> **REQUIRED TASK**
Tally the lines in the records underneath that contain the string "plot", and state the figure by itself.

**********

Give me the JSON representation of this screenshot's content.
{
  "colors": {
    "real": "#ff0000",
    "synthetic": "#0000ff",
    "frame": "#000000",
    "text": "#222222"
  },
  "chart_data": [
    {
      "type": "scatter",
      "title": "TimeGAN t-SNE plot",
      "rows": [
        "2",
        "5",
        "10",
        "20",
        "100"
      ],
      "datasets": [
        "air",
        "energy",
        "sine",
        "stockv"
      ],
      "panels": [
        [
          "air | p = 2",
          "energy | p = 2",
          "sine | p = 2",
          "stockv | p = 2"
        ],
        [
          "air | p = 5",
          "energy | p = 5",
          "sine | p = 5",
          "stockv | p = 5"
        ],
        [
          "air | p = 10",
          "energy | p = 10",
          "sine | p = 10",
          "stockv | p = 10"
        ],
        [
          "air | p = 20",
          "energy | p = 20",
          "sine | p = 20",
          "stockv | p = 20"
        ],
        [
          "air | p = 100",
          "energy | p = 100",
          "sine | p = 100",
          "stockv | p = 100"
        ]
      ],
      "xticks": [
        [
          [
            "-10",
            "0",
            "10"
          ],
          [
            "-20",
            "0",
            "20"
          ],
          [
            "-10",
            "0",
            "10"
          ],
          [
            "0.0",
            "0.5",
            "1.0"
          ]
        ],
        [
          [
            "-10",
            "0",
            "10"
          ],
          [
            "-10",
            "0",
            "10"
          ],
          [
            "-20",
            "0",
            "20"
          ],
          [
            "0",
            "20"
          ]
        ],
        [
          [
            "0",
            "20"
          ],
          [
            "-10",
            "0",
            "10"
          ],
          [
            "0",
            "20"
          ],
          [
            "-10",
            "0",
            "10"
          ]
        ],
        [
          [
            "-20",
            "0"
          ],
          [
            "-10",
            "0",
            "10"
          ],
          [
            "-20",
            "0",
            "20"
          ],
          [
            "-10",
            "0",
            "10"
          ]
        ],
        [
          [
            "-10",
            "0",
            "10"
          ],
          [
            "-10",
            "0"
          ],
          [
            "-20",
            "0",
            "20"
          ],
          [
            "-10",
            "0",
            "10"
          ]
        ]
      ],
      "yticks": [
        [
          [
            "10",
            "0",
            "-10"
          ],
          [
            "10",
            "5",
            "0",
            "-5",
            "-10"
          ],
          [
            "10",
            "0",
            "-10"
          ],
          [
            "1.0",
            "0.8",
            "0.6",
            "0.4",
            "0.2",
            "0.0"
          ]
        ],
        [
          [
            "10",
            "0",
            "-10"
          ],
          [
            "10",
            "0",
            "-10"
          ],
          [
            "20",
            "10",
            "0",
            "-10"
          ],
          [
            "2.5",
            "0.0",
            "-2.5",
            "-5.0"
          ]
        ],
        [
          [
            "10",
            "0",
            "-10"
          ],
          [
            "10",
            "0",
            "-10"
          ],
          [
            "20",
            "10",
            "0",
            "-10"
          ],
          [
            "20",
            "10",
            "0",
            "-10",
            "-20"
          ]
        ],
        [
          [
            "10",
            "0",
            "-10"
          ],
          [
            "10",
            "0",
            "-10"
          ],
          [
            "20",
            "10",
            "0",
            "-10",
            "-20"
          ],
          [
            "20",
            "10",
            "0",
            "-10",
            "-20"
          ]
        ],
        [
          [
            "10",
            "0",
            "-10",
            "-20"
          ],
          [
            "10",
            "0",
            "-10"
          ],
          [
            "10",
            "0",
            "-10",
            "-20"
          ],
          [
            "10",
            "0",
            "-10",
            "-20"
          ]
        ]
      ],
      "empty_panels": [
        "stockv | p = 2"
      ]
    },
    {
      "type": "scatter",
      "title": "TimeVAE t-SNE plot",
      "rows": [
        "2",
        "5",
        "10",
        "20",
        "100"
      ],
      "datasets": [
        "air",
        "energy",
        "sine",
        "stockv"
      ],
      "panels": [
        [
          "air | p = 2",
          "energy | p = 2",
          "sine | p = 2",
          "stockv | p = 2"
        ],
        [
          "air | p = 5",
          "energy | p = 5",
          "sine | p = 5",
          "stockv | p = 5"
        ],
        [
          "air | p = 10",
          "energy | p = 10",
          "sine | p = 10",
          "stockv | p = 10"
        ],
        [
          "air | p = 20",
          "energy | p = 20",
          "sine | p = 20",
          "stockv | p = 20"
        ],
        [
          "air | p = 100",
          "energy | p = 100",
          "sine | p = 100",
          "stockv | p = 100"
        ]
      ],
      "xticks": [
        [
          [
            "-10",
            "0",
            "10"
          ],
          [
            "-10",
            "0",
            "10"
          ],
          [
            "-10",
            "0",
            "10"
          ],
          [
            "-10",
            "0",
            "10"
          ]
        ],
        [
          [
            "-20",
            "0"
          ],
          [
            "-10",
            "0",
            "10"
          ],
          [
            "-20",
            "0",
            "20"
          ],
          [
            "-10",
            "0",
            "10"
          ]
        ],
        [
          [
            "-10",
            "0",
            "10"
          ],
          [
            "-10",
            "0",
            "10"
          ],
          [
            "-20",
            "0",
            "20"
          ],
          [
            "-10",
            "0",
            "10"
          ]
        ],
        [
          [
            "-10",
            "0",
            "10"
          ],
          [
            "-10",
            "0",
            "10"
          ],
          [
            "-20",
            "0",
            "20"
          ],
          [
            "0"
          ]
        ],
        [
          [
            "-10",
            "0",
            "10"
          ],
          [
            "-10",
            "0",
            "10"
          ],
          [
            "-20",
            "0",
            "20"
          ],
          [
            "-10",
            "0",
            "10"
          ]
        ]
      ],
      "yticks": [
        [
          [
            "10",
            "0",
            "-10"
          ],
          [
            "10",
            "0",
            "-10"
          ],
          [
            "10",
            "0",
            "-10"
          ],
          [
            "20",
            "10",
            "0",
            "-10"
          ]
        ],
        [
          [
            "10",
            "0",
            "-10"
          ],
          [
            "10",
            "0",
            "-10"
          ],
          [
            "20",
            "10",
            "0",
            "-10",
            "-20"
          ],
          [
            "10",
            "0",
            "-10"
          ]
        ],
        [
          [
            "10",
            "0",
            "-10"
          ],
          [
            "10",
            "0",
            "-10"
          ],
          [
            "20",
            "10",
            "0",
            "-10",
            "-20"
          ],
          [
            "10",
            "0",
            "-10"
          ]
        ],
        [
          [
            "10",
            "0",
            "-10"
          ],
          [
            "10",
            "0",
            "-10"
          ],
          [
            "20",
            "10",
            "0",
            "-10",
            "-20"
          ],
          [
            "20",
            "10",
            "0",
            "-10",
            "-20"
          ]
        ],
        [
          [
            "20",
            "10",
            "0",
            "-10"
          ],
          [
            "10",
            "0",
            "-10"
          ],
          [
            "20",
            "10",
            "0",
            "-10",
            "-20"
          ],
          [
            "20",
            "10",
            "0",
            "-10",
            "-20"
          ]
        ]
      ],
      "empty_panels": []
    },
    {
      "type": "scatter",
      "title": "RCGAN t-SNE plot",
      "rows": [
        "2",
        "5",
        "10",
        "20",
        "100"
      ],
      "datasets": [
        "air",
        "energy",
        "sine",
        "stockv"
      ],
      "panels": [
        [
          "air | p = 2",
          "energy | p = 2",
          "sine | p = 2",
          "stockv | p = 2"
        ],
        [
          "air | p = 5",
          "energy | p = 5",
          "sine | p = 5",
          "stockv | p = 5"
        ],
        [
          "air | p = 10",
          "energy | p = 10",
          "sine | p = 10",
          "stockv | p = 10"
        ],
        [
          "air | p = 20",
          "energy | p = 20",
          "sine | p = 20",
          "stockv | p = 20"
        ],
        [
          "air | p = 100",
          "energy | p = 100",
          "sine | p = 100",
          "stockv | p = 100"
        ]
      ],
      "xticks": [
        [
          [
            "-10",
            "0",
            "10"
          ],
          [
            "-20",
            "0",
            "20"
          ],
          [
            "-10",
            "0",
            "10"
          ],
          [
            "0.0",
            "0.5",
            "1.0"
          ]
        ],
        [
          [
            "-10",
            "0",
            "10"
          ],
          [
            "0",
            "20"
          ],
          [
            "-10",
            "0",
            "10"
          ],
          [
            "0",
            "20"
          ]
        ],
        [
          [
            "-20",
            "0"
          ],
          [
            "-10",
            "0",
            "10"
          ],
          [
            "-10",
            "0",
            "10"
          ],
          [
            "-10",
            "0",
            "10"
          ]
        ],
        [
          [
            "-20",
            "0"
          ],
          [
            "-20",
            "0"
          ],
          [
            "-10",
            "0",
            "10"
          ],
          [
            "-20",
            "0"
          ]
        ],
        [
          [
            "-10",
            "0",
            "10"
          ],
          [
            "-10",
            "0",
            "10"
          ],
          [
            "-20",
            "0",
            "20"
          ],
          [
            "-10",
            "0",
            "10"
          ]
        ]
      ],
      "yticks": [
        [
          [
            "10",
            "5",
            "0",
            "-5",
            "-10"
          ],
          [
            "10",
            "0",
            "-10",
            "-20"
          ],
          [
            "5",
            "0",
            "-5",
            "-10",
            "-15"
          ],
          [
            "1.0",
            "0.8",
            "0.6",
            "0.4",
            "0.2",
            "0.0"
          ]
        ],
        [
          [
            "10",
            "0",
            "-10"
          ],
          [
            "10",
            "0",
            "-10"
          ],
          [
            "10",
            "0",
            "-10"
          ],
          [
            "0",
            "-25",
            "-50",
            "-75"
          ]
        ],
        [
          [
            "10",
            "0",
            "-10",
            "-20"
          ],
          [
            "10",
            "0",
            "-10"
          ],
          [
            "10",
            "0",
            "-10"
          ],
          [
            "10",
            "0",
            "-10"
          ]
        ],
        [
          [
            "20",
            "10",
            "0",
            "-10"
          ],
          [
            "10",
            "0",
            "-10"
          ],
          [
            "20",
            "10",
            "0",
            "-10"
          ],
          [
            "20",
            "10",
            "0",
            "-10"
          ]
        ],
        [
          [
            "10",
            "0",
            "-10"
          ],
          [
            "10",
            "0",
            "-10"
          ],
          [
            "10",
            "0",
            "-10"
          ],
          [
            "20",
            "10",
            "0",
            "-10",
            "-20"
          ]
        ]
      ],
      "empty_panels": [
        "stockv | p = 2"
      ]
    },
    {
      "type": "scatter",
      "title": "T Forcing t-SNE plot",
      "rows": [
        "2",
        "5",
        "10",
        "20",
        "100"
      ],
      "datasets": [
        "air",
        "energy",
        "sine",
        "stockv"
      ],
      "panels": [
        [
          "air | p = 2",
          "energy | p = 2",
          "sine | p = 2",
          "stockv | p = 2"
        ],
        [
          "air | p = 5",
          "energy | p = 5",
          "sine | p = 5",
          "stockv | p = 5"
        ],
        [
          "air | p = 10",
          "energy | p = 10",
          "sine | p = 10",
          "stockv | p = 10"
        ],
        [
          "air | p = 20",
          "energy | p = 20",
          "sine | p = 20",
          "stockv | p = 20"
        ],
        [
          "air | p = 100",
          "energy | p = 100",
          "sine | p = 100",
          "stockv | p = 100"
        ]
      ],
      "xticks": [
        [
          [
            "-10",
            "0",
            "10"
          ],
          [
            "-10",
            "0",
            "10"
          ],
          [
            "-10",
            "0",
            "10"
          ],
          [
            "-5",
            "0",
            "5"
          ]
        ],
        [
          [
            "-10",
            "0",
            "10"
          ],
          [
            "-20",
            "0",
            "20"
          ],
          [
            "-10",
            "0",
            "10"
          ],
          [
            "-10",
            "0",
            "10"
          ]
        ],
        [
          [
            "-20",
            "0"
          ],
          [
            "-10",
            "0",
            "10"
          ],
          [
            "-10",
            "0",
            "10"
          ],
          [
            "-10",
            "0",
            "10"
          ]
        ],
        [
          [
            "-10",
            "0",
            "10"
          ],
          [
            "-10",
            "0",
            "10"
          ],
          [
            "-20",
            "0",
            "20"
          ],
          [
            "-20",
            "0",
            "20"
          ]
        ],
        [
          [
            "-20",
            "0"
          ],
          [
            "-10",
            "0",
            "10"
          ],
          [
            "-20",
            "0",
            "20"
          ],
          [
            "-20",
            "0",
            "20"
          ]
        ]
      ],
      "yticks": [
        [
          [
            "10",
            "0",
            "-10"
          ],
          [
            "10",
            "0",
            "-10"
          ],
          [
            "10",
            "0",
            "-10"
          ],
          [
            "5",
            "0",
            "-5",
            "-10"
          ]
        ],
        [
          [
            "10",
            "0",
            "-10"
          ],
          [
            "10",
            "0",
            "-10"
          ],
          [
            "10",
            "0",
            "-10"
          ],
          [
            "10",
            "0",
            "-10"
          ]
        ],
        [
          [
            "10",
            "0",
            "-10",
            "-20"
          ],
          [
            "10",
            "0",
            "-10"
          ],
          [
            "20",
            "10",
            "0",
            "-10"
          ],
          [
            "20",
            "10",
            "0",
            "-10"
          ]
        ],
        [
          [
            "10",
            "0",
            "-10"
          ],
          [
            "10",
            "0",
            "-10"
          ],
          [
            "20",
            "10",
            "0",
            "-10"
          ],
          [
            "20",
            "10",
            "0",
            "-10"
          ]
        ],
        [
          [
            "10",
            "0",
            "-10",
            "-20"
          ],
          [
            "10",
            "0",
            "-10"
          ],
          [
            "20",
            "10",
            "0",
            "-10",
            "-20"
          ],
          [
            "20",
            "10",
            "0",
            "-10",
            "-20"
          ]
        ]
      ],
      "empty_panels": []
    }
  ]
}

**********

> **SOLUTION TO THIS TASK**
4